>> BEGIN
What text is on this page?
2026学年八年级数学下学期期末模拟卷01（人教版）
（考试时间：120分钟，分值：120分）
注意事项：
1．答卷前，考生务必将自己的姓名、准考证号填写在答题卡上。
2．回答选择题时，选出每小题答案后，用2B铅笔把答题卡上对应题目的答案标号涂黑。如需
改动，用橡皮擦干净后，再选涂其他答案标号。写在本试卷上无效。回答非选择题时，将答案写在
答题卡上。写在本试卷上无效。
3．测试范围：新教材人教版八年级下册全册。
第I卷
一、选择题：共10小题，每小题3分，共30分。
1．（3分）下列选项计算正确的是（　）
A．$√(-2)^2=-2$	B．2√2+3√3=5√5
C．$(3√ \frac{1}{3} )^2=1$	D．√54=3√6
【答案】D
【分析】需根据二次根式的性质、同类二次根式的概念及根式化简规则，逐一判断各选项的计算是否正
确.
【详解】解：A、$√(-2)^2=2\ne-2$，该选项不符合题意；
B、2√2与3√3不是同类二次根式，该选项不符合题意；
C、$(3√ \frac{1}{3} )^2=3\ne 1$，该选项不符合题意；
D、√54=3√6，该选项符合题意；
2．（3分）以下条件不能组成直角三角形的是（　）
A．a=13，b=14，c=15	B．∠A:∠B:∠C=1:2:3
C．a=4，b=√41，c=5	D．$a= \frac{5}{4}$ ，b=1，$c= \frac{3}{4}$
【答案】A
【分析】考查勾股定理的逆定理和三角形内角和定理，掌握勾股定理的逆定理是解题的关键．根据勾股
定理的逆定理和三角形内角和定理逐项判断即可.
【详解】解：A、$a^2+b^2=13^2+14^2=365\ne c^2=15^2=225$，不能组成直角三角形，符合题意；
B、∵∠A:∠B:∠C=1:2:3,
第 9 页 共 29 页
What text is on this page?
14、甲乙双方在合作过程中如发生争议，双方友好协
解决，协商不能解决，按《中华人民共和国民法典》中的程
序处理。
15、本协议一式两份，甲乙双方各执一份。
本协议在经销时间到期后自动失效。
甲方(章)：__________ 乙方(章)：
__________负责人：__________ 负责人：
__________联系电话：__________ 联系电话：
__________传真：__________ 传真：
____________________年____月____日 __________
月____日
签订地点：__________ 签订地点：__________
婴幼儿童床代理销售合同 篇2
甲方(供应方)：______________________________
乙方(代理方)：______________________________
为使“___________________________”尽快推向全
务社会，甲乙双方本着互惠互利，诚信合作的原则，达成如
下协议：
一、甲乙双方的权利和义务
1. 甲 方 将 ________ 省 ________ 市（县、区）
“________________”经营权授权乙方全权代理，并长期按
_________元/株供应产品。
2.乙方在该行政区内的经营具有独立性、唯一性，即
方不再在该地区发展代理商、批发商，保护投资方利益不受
>> END
◆ Task goal ◆
Pull out all lines from the entries above in which the word "frac" appears.

◆ Exercise result ◆
C．$(3√ \frac{1}{3} )^2=1$	D．√54=3√6
C、$(3√ \frac{1}{3} )^2=3\ne 1$，该选项不符合题意；
C．a=4，b=√41，c=5	D．$a= \frac{5}{4}$ ，b=1，$c= \frac{3}{4}$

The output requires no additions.